▶ **Dataset items**:
____________
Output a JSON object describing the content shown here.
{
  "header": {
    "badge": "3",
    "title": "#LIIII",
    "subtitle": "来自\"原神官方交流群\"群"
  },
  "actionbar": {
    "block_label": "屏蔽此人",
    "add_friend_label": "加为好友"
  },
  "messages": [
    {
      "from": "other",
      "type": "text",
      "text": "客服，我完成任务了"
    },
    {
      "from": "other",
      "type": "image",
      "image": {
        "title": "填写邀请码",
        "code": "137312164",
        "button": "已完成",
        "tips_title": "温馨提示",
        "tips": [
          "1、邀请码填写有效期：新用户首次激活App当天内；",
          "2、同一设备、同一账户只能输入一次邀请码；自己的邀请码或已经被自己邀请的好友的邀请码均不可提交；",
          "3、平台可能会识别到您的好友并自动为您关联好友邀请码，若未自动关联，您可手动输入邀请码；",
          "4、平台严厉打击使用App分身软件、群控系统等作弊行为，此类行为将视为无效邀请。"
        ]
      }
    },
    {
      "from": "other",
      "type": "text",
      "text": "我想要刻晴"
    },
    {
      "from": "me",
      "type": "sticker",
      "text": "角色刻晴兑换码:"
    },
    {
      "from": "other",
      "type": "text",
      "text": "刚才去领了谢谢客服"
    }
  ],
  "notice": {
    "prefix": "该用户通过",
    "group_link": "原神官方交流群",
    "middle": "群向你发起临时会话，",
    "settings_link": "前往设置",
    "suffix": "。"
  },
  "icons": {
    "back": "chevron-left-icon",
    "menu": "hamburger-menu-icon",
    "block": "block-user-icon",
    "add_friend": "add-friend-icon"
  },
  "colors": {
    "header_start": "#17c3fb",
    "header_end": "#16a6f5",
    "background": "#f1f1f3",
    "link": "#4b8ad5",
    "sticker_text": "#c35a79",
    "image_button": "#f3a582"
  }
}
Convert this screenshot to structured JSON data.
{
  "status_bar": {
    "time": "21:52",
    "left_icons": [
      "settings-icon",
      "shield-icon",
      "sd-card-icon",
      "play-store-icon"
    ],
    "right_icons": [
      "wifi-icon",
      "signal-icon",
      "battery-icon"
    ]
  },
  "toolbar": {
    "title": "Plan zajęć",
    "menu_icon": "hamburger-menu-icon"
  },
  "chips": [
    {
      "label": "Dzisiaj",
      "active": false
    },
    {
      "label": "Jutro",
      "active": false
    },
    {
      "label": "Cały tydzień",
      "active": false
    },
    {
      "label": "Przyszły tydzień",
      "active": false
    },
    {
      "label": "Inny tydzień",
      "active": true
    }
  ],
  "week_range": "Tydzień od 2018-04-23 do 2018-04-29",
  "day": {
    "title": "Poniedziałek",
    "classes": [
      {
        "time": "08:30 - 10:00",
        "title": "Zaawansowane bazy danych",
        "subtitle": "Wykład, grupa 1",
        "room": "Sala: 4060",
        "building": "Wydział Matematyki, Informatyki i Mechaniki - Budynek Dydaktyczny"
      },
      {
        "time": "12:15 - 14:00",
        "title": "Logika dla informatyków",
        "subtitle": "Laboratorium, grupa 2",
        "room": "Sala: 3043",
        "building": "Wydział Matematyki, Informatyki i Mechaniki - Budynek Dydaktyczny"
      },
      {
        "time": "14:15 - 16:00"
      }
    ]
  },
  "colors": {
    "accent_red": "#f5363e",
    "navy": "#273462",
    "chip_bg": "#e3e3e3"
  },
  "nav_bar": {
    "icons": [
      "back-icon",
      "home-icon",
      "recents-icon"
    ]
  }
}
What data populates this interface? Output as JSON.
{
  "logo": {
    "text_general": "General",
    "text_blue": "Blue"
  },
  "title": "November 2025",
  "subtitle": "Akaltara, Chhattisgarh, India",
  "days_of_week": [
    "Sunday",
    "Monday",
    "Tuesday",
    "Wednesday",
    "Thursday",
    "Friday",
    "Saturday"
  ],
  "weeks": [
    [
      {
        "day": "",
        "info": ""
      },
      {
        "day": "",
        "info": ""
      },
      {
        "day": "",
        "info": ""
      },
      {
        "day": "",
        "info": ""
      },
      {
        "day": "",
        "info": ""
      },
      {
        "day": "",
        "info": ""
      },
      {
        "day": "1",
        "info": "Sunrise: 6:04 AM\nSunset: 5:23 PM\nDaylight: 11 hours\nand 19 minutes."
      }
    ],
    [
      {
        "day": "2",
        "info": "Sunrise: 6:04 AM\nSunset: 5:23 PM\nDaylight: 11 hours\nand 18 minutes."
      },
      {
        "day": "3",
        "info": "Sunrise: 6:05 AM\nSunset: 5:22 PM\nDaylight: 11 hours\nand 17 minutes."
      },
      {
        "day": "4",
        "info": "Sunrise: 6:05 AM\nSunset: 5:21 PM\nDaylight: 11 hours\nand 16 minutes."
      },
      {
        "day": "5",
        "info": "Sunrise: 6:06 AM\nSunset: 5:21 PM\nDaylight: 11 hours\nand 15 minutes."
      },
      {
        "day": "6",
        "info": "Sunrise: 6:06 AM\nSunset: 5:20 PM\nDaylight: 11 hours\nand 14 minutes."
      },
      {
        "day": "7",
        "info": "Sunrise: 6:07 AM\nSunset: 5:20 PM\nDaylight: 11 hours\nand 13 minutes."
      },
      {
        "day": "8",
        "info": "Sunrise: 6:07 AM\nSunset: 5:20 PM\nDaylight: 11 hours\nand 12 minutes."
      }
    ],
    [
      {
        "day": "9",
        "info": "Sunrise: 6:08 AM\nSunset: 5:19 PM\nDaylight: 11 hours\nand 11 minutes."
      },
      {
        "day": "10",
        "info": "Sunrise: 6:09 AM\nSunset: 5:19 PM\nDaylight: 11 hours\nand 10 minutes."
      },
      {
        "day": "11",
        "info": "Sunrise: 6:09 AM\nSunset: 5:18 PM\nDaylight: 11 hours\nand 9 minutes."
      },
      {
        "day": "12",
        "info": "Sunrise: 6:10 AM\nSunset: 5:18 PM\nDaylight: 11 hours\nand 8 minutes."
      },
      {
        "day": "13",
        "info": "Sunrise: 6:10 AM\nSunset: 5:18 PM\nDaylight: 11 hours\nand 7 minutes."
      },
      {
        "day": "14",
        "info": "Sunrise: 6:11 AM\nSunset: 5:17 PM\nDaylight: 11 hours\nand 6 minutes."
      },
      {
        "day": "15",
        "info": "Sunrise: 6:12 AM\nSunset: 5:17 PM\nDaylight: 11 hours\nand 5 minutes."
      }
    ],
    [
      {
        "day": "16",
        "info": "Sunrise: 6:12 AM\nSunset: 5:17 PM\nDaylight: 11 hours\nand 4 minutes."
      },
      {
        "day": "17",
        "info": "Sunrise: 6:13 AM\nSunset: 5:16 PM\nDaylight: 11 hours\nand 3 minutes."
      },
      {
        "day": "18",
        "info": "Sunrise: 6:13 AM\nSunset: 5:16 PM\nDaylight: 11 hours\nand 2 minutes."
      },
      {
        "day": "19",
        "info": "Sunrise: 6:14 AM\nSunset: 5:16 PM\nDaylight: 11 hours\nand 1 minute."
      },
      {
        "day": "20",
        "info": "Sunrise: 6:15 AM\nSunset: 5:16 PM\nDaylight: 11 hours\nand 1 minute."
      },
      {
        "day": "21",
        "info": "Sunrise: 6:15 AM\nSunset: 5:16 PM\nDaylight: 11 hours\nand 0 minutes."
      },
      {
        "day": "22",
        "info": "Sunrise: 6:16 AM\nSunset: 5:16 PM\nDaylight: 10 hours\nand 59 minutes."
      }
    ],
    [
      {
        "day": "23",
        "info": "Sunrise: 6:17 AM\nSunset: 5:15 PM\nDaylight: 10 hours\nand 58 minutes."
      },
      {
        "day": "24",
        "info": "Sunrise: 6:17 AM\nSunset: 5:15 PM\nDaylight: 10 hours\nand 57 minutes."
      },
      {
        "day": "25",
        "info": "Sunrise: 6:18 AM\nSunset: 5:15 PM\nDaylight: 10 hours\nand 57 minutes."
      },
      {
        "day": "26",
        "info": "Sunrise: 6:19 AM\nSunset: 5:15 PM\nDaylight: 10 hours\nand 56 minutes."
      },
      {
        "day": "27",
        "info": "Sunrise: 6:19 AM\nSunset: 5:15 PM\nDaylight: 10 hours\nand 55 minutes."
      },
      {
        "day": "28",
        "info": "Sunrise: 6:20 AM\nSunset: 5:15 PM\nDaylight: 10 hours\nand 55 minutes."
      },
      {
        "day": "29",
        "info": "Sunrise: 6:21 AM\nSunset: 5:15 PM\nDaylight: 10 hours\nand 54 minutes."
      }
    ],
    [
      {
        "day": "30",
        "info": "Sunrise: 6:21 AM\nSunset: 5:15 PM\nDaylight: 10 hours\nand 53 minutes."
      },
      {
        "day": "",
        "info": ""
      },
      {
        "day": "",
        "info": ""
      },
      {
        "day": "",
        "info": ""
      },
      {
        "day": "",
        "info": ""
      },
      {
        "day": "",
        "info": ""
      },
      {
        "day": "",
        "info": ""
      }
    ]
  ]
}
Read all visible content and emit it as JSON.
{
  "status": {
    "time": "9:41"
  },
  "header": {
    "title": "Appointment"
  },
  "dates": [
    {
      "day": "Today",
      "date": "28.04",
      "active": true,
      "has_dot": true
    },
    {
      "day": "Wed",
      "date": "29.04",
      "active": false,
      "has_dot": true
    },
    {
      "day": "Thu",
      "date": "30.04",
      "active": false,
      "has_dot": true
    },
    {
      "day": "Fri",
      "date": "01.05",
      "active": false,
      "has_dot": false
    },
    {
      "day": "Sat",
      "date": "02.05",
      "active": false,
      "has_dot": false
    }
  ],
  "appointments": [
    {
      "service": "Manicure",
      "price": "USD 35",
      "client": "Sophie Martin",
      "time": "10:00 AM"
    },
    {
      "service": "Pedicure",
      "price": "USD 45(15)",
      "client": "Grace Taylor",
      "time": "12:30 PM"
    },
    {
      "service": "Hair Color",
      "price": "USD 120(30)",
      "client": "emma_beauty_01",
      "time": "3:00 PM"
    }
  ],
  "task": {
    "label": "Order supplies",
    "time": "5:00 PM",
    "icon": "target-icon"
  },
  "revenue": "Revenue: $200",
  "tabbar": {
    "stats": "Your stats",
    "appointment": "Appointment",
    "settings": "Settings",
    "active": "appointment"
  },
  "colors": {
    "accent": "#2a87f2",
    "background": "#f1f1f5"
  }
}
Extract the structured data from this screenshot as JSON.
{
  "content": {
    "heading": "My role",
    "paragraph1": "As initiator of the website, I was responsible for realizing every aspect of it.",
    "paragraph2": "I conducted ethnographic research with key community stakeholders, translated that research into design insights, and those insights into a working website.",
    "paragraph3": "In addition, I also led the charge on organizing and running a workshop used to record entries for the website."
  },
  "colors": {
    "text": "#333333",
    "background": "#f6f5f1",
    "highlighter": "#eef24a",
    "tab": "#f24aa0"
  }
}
____________
Repeat exactly the lines above, starting with the line that contains "Extract the structured" and ending with the last line, both included, and nothing else.

Extract the structured data from this screenshot as JSON.
{
  "content": {
    "heading": "My role",
    "paragraph1": "As initiator of the website, I was responsible for realizing every aspect of it.",
    "paragraph2": "I conducted ethnographic research with key community stakeholders, translated that research into design insights, and those insights into a working website.",
    "paragraph3": "In addition, I also led the charge on organizing and running a workshop used to record entries for the website."
  },
  "colors": {
    "text": "#333333",
    "background": "#f6f5f1",
    "highlighter": "#eef24a",
    "tab": "#f24aa0"
  }
}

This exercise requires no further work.